Data rows:
***

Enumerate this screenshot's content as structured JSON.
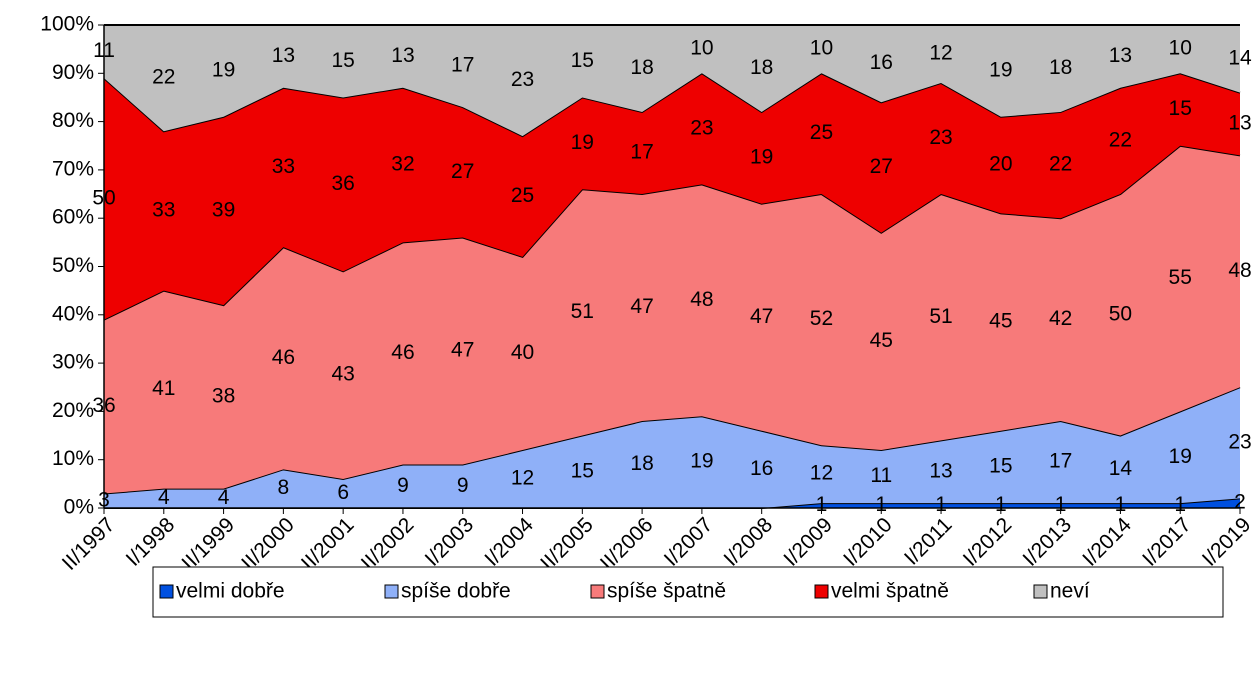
{
  "chart_data": {
    "type": "stacked_area",
    "categories": [
      "II/1997",
      "I/1998",
      "II/1999",
      "II/2000",
      "II/2001",
      "II/2002",
      "I/2003",
      "I/2004",
      "II/2005",
      "II/2006",
      "I/2007",
      "I/2008",
      "I/2009",
      "I/2010",
      "I/2011",
      "I/2012",
      "I/2013",
      "I/2014",
      "I/2017",
      "I/2019"
    ],
    "series": [
      {
        "name": "velmi dobře",
        "color": "#0050e0",
        "values": [
          0,
          0,
          0,
          0,
          0,
          0,
          0,
          0,
          0,
          0,
          0,
          0,
          1,
          1,
          1,
          1,
          1,
          1,
          1,
          2
        ]
      },
      {
        "name": "spíše dobře",
        "color": "#8fb0f8",
        "values": [
          3,
          4,
          4,
          8,
          6,
          9,
          9,
          12,
          15,
          18,
          19,
          16,
          12,
          11,
          13,
          15,
          17,
          14,
          19,
          23
        ]
      },
      {
        "name": "spíše špatně",
        "color": "#f77a7a",
        "values": [
          36,
          41,
          38,
          46,
          43,
          46,
          47,
          40,
          51,
          47,
          48,
          47,
          52,
          45,
          51,
          45,
          42,
          50,
          55,
          48
        ]
      },
      {
        "name": "velmi špatně",
        "color": "#ee0000",
        "values": [
          50,
          33,
          39,
          33,
          36,
          32,
          27,
          25,
          19,
          17,
          23,
          19,
          25,
          27,
          23,
          20,
          22,
          22,
          15,
          13
        ]
      },
      {
        "name": "neví",
        "color": "#c0c0c0",
        "values": [
          11,
          22,
          19,
          13,
          15,
          13,
          17,
          23,
          15,
          18,
          10,
          18,
          10,
          16,
          12,
          19,
          18,
          13,
          10,
          14
        ]
      }
    ],
    "ylim": [
      0,
      100
    ],
    "yticks": [
      {
        "value": 0,
        "label": "0%"
      },
      {
        "value": 10,
        "label": "10%"
      },
      {
        "value": 20,
        "label": "20%"
      },
      {
        "value": 30,
        "label": "30%"
      },
      {
        "value": 40,
        "label": "40%"
      },
      {
        "value": 50,
        "label": "50%"
      },
      {
        "value": 60,
        "label": "60%"
      },
      {
        "value": 70,
        "label": "70%"
      },
      {
        "value": 80,
        "label": "80%"
      },
      {
        "value": 90,
        "label": "90%"
      },
      {
        "value": 100,
        "label": "100%"
      }
    ],
    "legend": "bottom"
  }
}
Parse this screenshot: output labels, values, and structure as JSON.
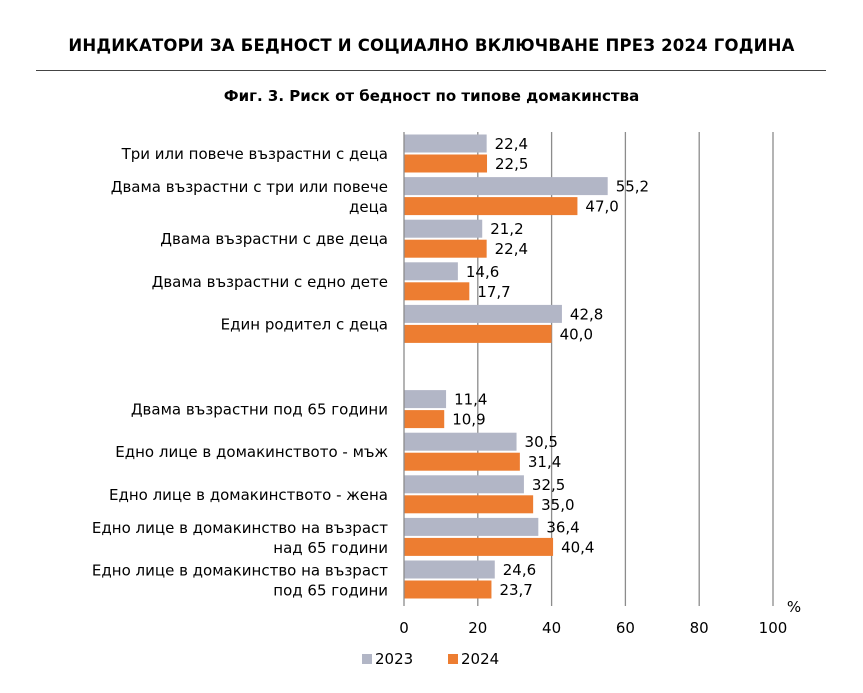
{
  "header": "ИНДИКАТОРИ ЗА БЕДНОСТ И СОЦИАЛНО ВКЛЮЧВАНЕ ПРЕЗ 2024 ГОДИНА",
  "chart_data": {
    "type": "bar",
    "orientation": "horizontal",
    "title": "Фиг. 3. Риск от бедност по типове домакинства",
    "unit_label": "%",
    "xlim": [
      0,
      100
    ],
    "ticks": [
      "0",
      "20",
      "40",
      "60",
      "80",
      "100"
    ],
    "grid": true,
    "legend_position": "bottom",
    "decimal_separator": ",",
    "categories": [
      [
        "Три или повече възрастни с деца"
      ],
      [
        "Двама възрастни с три или повече",
        "деца"
      ],
      [
        "Двама възрастни с две деца"
      ],
      [
        "Двама възрастни с едно дете"
      ],
      [
        "Един родител с деца"
      ],
      null,
      [
        "Двама възрастни под 65 години"
      ],
      [
        "Едно лице в домакинството - мъж"
      ],
      [
        "Едно лице в домакинството - жена"
      ],
      [
        "Едно лице в домакинство на възраст",
        "над 65 години"
      ],
      [
        "Едно лице в домакинство на възраст",
        "под 65 години"
      ]
    ],
    "series": [
      {
        "name": "2023",
        "color": "#b2b6c6",
        "values": [
          22.4,
          55.2,
          21.2,
          14.6,
          42.8,
          null,
          11.4,
          30.5,
          32.5,
          36.4,
          24.6
        ]
      },
      {
        "name": "2024",
        "color": "#ed7d31",
        "values": [
          22.5,
          47.0,
          22.4,
          17.7,
          40.0,
          null,
          10.9,
          31.4,
          35.0,
          40.4,
          23.7
        ]
      }
    ]
  }
}
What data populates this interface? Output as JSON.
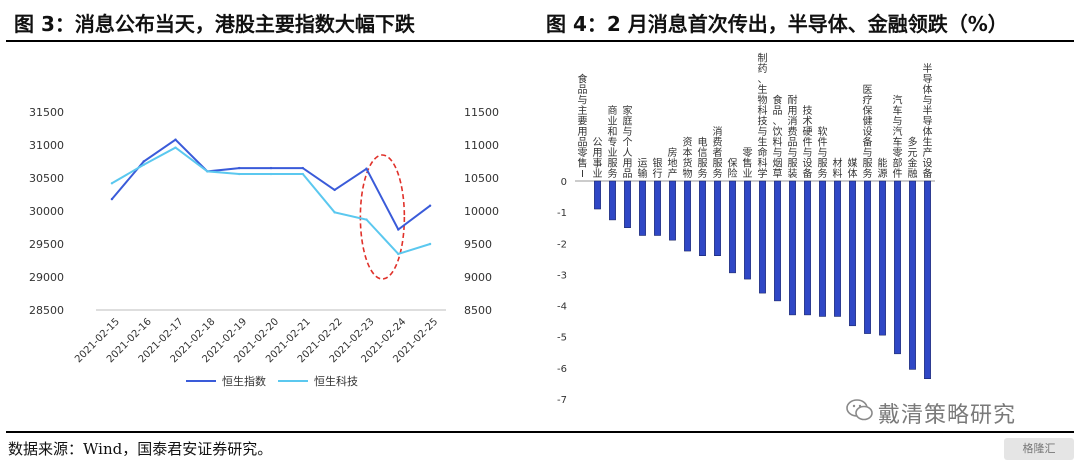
{
  "left_title": "图 3：消息公布当天，港股主要指数大幅下跌",
  "right_title": "图 4：2 月消息首次传出，半导体、金融领跌（%）",
  "source": "数据来源：Wind，国泰君安证券研究。",
  "watermark": "戴清策略研究",
  "corner_logo": "格隆汇",
  "colors": {
    "hsi": "#3a5bd9",
    "hstech": "#5bc8ef",
    "bar": "#2f47c5",
    "annotation": "#e0312a"
  },
  "chart_data": [
    {
      "type": "line",
      "categories": [
        "2021-02-15",
        "2021-02-16",
        "2021-02-17",
        "2021-02-18",
        "2021-02-19",
        "2021-02-20",
        "2021-02-21",
        "2021-02-22",
        "2021-02-23",
        "2021-02-24",
        "2021-02-25"
      ],
      "y_left_ticks": [
        "31500",
        "31000",
        "30500",
        "30000",
        "29500",
        "29000",
        "28500"
      ],
      "y_right_ticks": [
        "11500",
        "11000",
        "10500",
        "10000",
        "9500",
        "9000",
        "8500"
      ],
      "ylim_left": [
        28500,
        31500
      ],
      "ylim_right": [
        8500,
        11500
      ],
      "series": [
        {
          "name": "恒生指数",
          "axis": "left",
          "values": [
            30180,
            30750,
            31080,
            30600,
            30650,
            30650,
            30650,
            30320,
            30640,
            29720,
            30080
          ]
        },
        {
          "name": "恒生科技",
          "axis": "right",
          "values": [
            10420,
            10700,
            10960,
            10600,
            10560,
            10560,
            10560,
            9980,
            9870,
            9350,
            9500
          ]
        }
      ],
      "legend": "bottom",
      "annotation": "red dashed ellipse around 2021-02-23 to 2021-02-24"
    },
    {
      "type": "bar",
      "categories": [
        "食品与主要用品零售Ⅰ",
        "公用事业",
        "商业和专业服务",
        "家庭与个人用品",
        "运输",
        "银行",
        "房地产",
        "资本货物",
        "电信服务",
        "消费者服务",
        "保险",
        "零售业",
        "制药、生物科技与生命科学",
        "食品、饮料与烟草",
        "耐用消费品与服装",
        "技术硬件与设备",
        "软件与服务",
        "材料",
        "媒体",
        "医疗保健设备与服务",
        "能源",
        "汽车与汽车零部件",
        "多元金融",
        "半导体与半导体生产设备"
      ],
      "values": [
        0,
        -0.9,
        -1.25,
        -1.5,
        -1.75,
        -1.75,
        -1.9,
        -2.25,
        -2.4,
        -2.4,
        -2.95,
        -3.15,
        -3.6,
        -3.85,
        -4.3,
        -4.3,
        -4.35,
        -4.35,
        -4.65,
        -4.9,
        -4.95,
        -5.55,
        -6.05,
        -6.35
      ],
      "y_ticks": [
        "0",
        "-1",
        "-2",
        "-3",
        "-4",
        "-5",
        "-6",
        "-7"
      ],
      "ylim": [
        -7,
        0
      ]
    }
  ]
}
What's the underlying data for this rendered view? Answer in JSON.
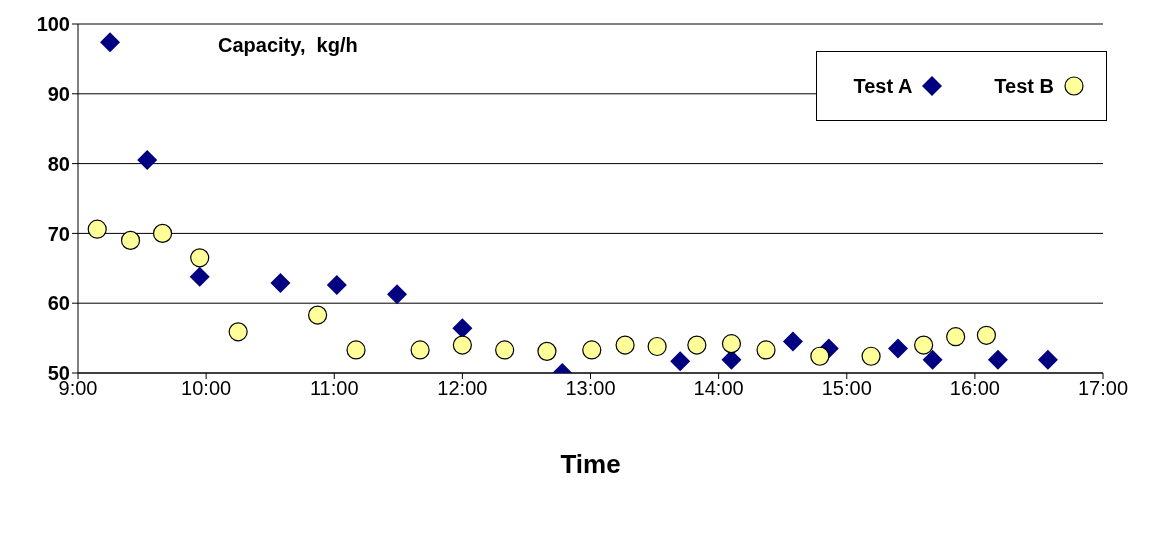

***

Goal: The string "Двама" may appear in lines of the listing above; tally those lines and give the number only.

Full output: 4